### EXERCISE DIRECTIONS
Exclude the pictures and retype the entries as written.

———

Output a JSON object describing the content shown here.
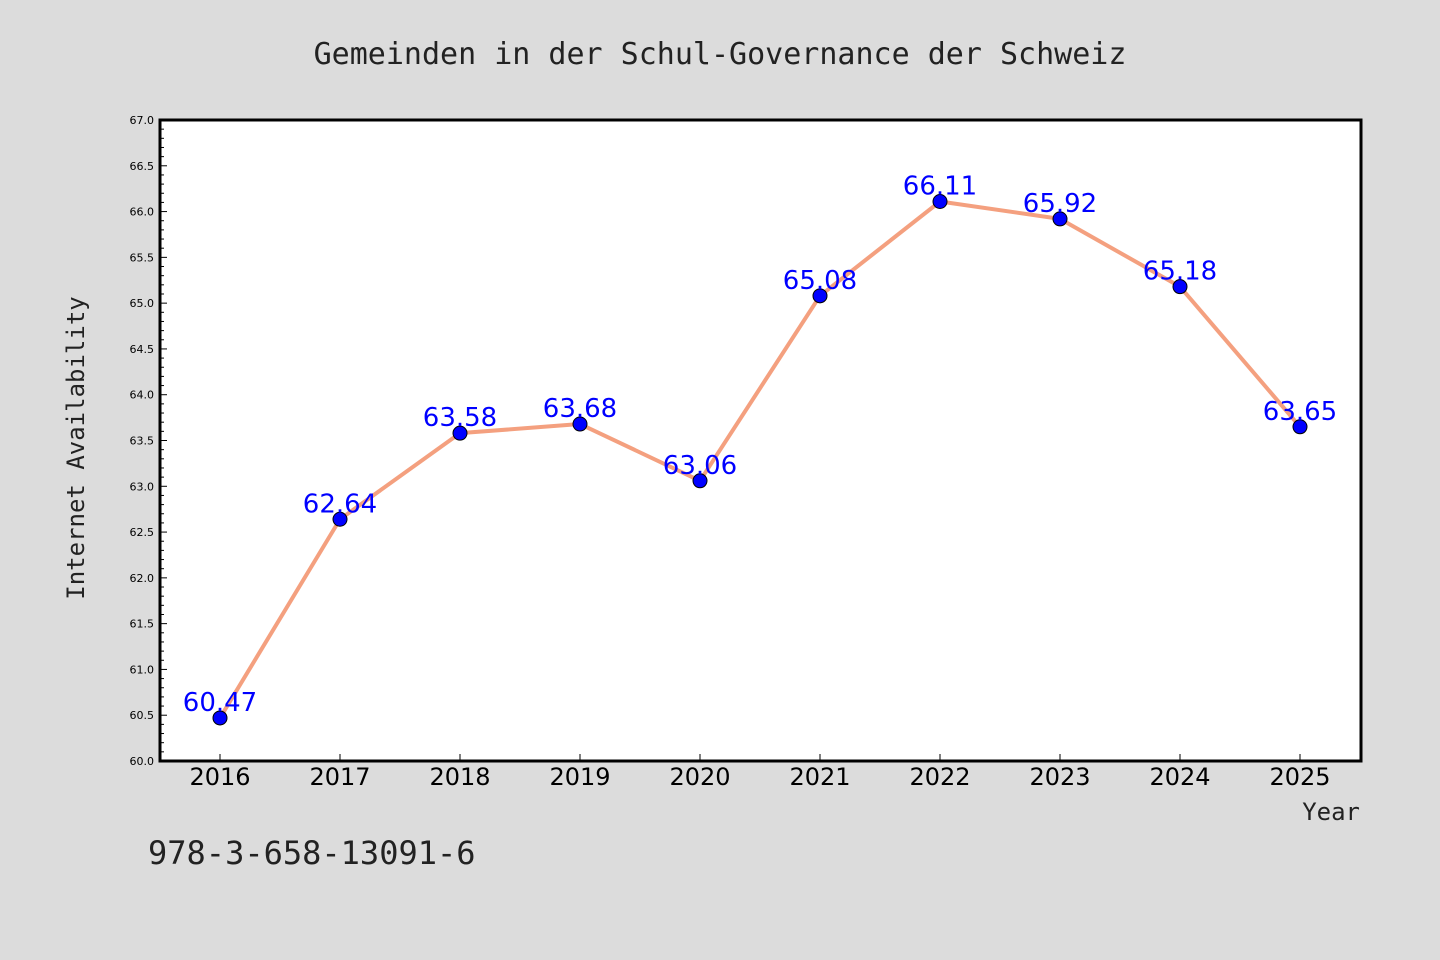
{
  "chart_data": {
    "type": "line",
    "title": "Gemeinden in der Schul-Governance der Schweiz",
    "xlabel": "Year",
    "ylabel": "Internet Availability",
    "categories": [
      "2016",
      "2017",
      "2018",
      "2019",
      "2020",
      "2021",
      "2022",
      "2023",
      "2024",
      "2025"
    ],
    "values": [
      60.47,
      62.64,
      63.58,
      63.68,
      63.06,
      65.08,
      66.11,
      65.92,
      65.18,
      63.65
    ],
    "data_labels": [
      "60.47",
      "62.64",
      "63.58",
      "63.68",
      "63.06",
      "65.08",
      "66.11",
      "65.92",
      "65.18",
      "63.65"
    ],
    "ylim": [
      60.0,
      67.0
    ],
    "yticks": [
      "60.0",
      "60.5",
      "61.0",
      "61.5",
      "62.0",
      "62.5",
      "63.0",
      "63.5",
      "64.0",
      "64.5",
      "65.0",
      "65.5",
      "66.0",
      "66.5",
      "67.0"
    ],
    "grid": false,
    "legend": "none",
    "line_color": "#f4a07f",
    "marker_color": "#0000ff",
    "label_color": "#0000ff"
  },
  "footer": {
    "isbn": "978-3-658-13091-6"
  },
  "colors": {
    "background": "#dcdcdc",
    "plot_background": "#ffffff"
  }
}
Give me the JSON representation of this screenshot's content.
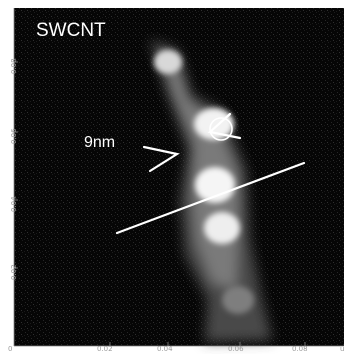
{
  "image": {
    "title": "SWCNT",
    "measurement_label": "9nm",
    "x_ticks": [
      "0.02",
      "0.04",
      "0.06",
      "0.08"
    ],
    "x_unit_fragment": "u",
    "y_ticks": [
      "0.08",
      "0.06",
      "0.04",
      "0.02"
    ],
    "origin_labels": [
      "0"
    ],
    "colors": {
      "background": "#050505",
      "markup": "#ffffff",
      "axis": "#888888"
    }
  }
}
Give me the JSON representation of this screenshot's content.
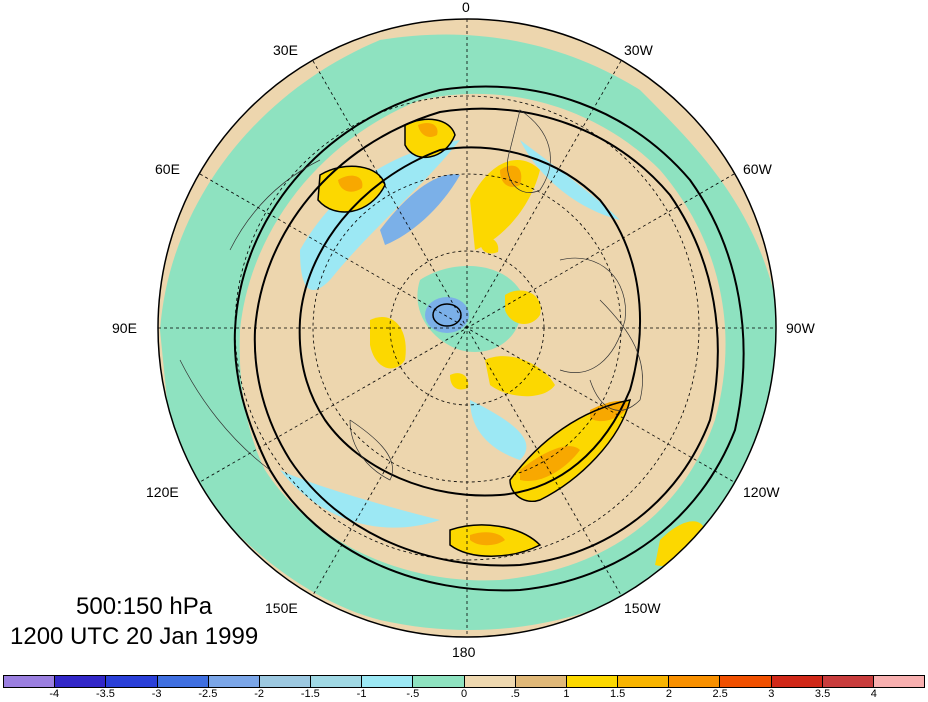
{
  "title": {
    "level": "500:150 hPa",
    "time": "1200 UTC 20 Jan 1999"
  },
  "longitude_labels": [
    "0",
    "30W",
    "60W",
    "90W",
    "120W",
    "150W",
    "180",
    "150E",
    "120E",
    "90E",
    "60E",
    "30E"
  ],
  "colorbar": {
    "labels": [
      "-4",
      "-3.5",
      "-3",
      "-2.5",
      "-2",
      "-1.5",
      "-1",
      "-.5",
      "0",
      ".5",
      "1",
      "1.5",
      "2",
      "2.5",
      "3",
      "3.5",
      "4"
    ],
    "colors": [
      "#9b7fe0",
      "#3227c8",
      "#2a3fd8",
      "#3f6fe0",
      "#7ba6e8",
      "#9cc8e0",
      "#a0d8e4",
      "#9ce8f4",
      "#8ee2c0",
      "#eed8b0",
      "#e0b878",
      "#fcd800",
      "#f8b400",
      "#f89000",
      "#f05000",
      "#d02818",
      "#c83c3c",
      "#f8b0b0"
    ]
  },
  "map": {
    "projection": "north-polar-stereographic",
    "colors": {
      "ocean_bg": "#edd6ae",
      "green": "#8ee2c0",
      "cyan": "#9ce8f4",
      "light_blue": "#7bb0e8",
      "yellow": "#fcd800",
      "orange": "#f8a800",
      "red": "#f05000",
      "tan": "#e0b070"
    }
  }
}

———

### COMPLETED EXERCISE
Output a JSON object describing the content shown here.
{
  "chart_data": {
    "type": "line",
    "title": "Gemeinden in der Schul-Governance der Schweiz",
    "xlabel": "Year",
    "ylabel": "Internet Availability",
    "categories": [
      "2016",
      "2017",
      "2018",
      "2019",
      "2020",
      "2021",
      "2022",
      "2023",
      "2024",
      "2025"
    ],
    "values": [
      60.47,
      62.64,
      63.58,
      63.68,
      63.06,
      65.08,
      66.11,
      65.92,
      65.18,
      63.65
    ],
    "data_labels": [
      "60.47",
      "62.64",
      "63.58",
      "63.68",
      "63.06",
      "65.08",
      "66.11",
      "65.92",
      "65.18",
      "63.65"
    ],
    "ylim": [
      60.0,
      67.0
    ],
    "yticks": [
      "60.0",
      "60.5",
      "61.0",
      "61.5",
      "62.0",
      "62.5",
      "63.0",
      "63.5",
      "64.0",
      "64.5",
      "65.0",
      "65.5",
      "66.0",
      "66.5",
      "67.0"
    ],
    "grid": false,
    "legend": "none",
    "line_color": "#f4a07f",
    "marker_color": "#0000ff",
    "label_color": "#0000ff"
  },
  "footer": {
    "isbn": "978-3-658-13091-6"
  },
  "colors": {
    "background": "#dcdcdc",
    "plot_background": "#ffffff"
  }
}
Give me the JSON representation of this screenshot's content.
{
  "image": {
    "title": "SWCNT",
    "measurement_label": "9nm",
    "x_ticks": [
      "0.02",
      "0.04",
      "0.06",
      "0.08"
    ],
    "x_unit_fragment": "u",
    "y_ticks": [
      "0.08",
      "0.06",
      "0.04",
      "0.02"
    ],
    "origin_labels": [
      "0"
    ],
    "colors": {
      "background": "#050505",
      "markup": "#ffffff",
      "axis": "#888888"
    }
  }
}
Give me the JSON representation of this screenshot's content.
{
  "title": {
    "level": "500:150 hPa",
    "time": "1200 UTC 20 Jan 1999"
  },
  "longitude_labels": [
    "0",
    "30W",
    "60W",
    "90W",
    "120W",
    "150W",
    "180",
    "150E",
    "120E",
    "90E",
    "60E",
    "30E"
  ],
  "colorbar": {
    "labels": [
      "-4",
      "-3.5",
      "-3",
      "-2.5",
      "-2",
      "-1.5",
      "-1",
      "-.5",
      "0",
      ".5",
      "1",
      "1.5",
      "2",
      "2.5",
      "3",
      "3.5",
      "4"
    ],
    "colors": [
      "#9b7fe0",
      "#3227c8",
      "#2a3fd8",
      "#3f6fe0",
      "#7ba6e8",
      "#9cc8e0",
      "#a0d8e4",
      "#9ce8f4",
      "#8ee2c0",
      "#eed8b0",
      "#e0b878",
      "#fcd800",
      "#f8b400",
      "#f89000",
      "#f05000",
      "#d02818",
      "#c83c3c",
      "#f8b0b0"
    ]
  },
  "map": {
    "projection": "north-polar-stereographic",
    "colors": {
      "ocean_bg": "#edd6ae",
      "green": "#8ee2c0",
      "cyan": "#9ce8f4",
      "light_blue": "#7bb0e8",
      "yellow": "#fcd800",
      "orange": "#f8a800",
      "red": "#f05000",
      "tan": "#e0b070"
    }
  }
}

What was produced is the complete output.